Task —
Here are some records; return them all exactly.

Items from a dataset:
==============================
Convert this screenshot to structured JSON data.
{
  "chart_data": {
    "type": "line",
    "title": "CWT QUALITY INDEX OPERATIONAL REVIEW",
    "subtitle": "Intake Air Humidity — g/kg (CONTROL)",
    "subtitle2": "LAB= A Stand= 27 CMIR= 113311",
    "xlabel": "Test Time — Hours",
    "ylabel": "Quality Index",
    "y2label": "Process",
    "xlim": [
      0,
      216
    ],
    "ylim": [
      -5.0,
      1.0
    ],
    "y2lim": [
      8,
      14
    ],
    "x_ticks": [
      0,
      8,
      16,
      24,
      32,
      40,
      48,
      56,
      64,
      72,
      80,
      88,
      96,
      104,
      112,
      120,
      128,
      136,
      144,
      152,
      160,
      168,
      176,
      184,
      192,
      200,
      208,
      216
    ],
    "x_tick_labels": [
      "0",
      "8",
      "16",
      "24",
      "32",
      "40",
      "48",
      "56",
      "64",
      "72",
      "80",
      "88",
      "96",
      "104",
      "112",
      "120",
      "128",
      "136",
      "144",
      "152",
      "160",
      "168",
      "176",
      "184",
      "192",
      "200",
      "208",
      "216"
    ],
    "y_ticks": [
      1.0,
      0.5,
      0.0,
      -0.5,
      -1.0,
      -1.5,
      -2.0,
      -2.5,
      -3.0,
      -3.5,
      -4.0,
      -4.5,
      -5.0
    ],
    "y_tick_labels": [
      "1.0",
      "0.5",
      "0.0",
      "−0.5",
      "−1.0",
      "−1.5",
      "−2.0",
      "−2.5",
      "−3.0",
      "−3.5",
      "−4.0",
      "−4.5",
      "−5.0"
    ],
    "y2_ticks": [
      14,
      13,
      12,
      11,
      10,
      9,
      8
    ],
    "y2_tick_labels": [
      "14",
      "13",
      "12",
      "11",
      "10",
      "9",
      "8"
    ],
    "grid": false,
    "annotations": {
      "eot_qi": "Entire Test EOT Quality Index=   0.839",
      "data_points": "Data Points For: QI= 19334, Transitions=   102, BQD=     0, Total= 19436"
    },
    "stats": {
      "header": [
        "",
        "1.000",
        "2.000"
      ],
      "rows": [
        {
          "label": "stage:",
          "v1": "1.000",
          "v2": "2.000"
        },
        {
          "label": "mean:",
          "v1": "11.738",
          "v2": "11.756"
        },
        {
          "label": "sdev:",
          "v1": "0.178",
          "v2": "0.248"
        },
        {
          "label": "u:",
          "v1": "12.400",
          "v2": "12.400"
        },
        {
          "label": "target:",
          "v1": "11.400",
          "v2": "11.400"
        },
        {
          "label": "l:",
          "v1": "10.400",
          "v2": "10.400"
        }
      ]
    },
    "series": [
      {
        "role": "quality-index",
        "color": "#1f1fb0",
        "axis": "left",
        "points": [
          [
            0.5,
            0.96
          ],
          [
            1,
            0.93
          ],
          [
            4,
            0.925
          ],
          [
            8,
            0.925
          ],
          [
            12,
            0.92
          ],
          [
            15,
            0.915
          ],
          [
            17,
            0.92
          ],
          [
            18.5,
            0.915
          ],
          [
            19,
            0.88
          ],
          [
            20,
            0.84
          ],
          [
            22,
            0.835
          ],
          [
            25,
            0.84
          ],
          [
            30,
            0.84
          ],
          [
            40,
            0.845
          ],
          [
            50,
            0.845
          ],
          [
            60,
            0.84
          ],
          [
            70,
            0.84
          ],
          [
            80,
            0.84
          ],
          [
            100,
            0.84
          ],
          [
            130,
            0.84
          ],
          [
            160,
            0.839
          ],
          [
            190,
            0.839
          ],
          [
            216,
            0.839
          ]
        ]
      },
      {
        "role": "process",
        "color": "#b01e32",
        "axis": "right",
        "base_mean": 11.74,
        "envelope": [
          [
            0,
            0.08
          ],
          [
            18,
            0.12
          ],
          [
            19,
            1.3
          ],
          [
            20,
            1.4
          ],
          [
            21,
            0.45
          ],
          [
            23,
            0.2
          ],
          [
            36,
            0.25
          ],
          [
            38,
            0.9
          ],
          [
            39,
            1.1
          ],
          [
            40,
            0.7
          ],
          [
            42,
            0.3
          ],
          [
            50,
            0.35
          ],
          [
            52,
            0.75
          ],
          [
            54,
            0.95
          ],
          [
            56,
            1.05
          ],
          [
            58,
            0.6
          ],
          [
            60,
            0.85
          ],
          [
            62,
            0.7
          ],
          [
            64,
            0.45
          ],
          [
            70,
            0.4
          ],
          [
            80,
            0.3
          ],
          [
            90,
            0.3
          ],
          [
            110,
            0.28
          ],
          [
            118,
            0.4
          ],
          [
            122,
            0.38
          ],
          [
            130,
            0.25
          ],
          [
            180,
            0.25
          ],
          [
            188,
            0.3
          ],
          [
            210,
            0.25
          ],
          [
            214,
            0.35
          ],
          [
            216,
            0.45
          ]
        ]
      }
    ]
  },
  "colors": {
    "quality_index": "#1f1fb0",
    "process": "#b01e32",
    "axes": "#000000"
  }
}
==============================
Result of the task —
Convert this screenshot to structured JSON data.
{
  "chart_data": {
    "type": "line",
    "title": "CWT QUALITY INDEX OPERATIONAL REVIEW",
    "subtitle": "Intake Air Humidity — g/kg (CONTROL)",
    "subtitle2": "LAB= A Stand= 27 CMIR= 113311",
    "xlabel": "Test Time — Hours",
    "ylabel": "Quality Index",
    "y2label": "Process",
    "xlim": [
      0,
      216
    ],
    "ylim": [
      -5.0,
      1.0
    ],
    "y2lim": [
      8,
      14
    ],
    "x_ticks": [
      0,
      8,
      16,
      24,
      32,
      40,
      48,
      56,
      64,
      72,
      80,
      88,
      96,
      104,
      112,
      120,
      128,
      136,
      144,
      152,
      160,
      168,
      176,
      184,
      192,
      200,
      208,
      216
    ],
    "x_tick_labels": [
      "0",
      "8",
      "16",
      "24",
      "32",
      "40",
      "48",
      "56",
      "64",
      "72",
      "80",
      "88",
      "96",
      "104",
      "112",
      "120",
      "128",
      "136",
      "144",
      "152",
      "160",
      "168",
      "176",
      "184",
      "192",
      "200",
      "208",
      "216"
    ],
    "y_ticks": [
      1.0,
      0.5,
      0.0,
      -0.5,
      -1.0,
      -1.5,
      -2.0,
      -2.5,
      -3.0,
      -3.5,
      -4.0,
      -4.5,
      -5.0
    ],
    "y_tick_labels": [
      "1.0",
      "0.5",
      "0.0",
      "−0.5",
      "−1.0",
      "−1.5",
      "−2.0",
      "−2.5",
      "−3.0",
      "−3.5",
      "−4.0",
      "−4.5",
      "−5.0"
    ],
    "y2_ticks": [
      14,
      13,
      12,
      11,
      10,
      9,
      8
    ],
    "y2_tick_labels": [
      "14",
      "13",
      "12",
      "11",
      "10",
      "9",
      "8"
    ],
    "grid": false,
    "annotations": {
      "eot_qi": "Entire Test EOT Quality Index=   0.839",
      "data_points": "Data Points For: QI= 19334, Transitions=   102, BQD=     0, Total= 19436"
    },
    "stats": {
      "header": [
        "",
        "1.000",
        "2.000"
      ],
      "rows": [
        {
          "label": "stage:",
          "v1": "1.000",
          "v2": "2.000"
        },
        {
          "label": "mean:",
          "v1": "11.738",
          "v2": "11.756"
        },
        {
          "label": "sdev:",
          "v1": "0.178",
          "v2": "0.248"
        },
        {
          "label": "u:",
          "v1": "12.400",
          "v2": "12.400"
        },
        {
          "label": "target:",
          "v1": "11.400",
          "v2": "11.400"
        },
        {
          "label": "l:",
          "v1": "10.400",
          "v2": "10.400"
        }
      ]
    },
    "series": [
      {
        "role": "quality-index",
        "color": "#1f1fb0",
        "axis": "left",
        "points": [
          [
            0.5,
            0.96
          ],
          [
            1,
            0.93
          ],
          [
            4,
            0.925
          ],
          [
            8,
            0.925
          ],
          [
            12,
            0.92
          ],
          [
            15,
            0.915
          ],
          [
            17,
            0.92
          ],
          [
            18.5,
            0.915
          ],
          [
            19,
            0.88
          ],
          [
            20,
            0.84
          ],
          [
            22,
            0.835
          ],
          [
            25,
            0.84
          ],
          [
            30,
            0.84
          ],
          [
            40,
            0.845
          ],
          [
            50,
            0.845
          ],
          [
            60,
            0.84
          ],
          [
            70,
            0.84
          ],
          [
            80,
            0.84
          ],
          [
            100,
            0.84
          ],
          [
            130,
            0.84
          ],
          [
            160,
            0.839
          ],
          [
            190,
            0.839
          ],
          [
            216,
            0.839
          ]
        ]
      },
      {
        "role": "process",
        "color": "#b01e32",
        "axis": "right",
        "base_mean": 11.74,
        "envelope": [
          [
            0,
            0.08
          ],
          [
            18,
            0.12
          ],
          [
            19,
            1.3
          ],
          [
            20,
            1.4
          ],
          [
            21,
            0.45
          ],
          [
            23,
            0.2
          ],
          [
            36,
            0.25
          ],
          [
            38,
            0.9
          ],
          [
            39,
            1.1
          ],
          [
            40,
            0.7
          ],
          [
            42,
            0.3
          ],
          [
            50,
            0.35
          ],
          [
            52,
            0.75
          ],
          [
            54,
            0.95
          ],
          [
            56,
            1.05
          ],
          [
            58,
            0.6
          ],
          [
            60,
            0.85
          ],
          [
            62,
            0.7
          ],
          [
            64,
            0.45
          ],
          [
            70,
            0.4
          ],
          [
            80,
            0.3
          ],
          [
            90,
            0.3
          ],
          [
            110,
            0.28
          ],
          [
            118,
            0.4
          ],
          [
            122,
            0.38
          ],
          [
            130,
            0.25
          ],
          [
            180,
            0.25
          ],
          [
            188,
            0.3
          ],
          [
            210,
            0.25
          ],
          [
            214,
            0.35
          ],
          [
            216,
            0.45
          ]
        ]
      }
    ]
  },
  "colors": {
    "quality_index": "#1f1fb0",
    "process": "#b01e32",
    "axes": "#000000"
  }
}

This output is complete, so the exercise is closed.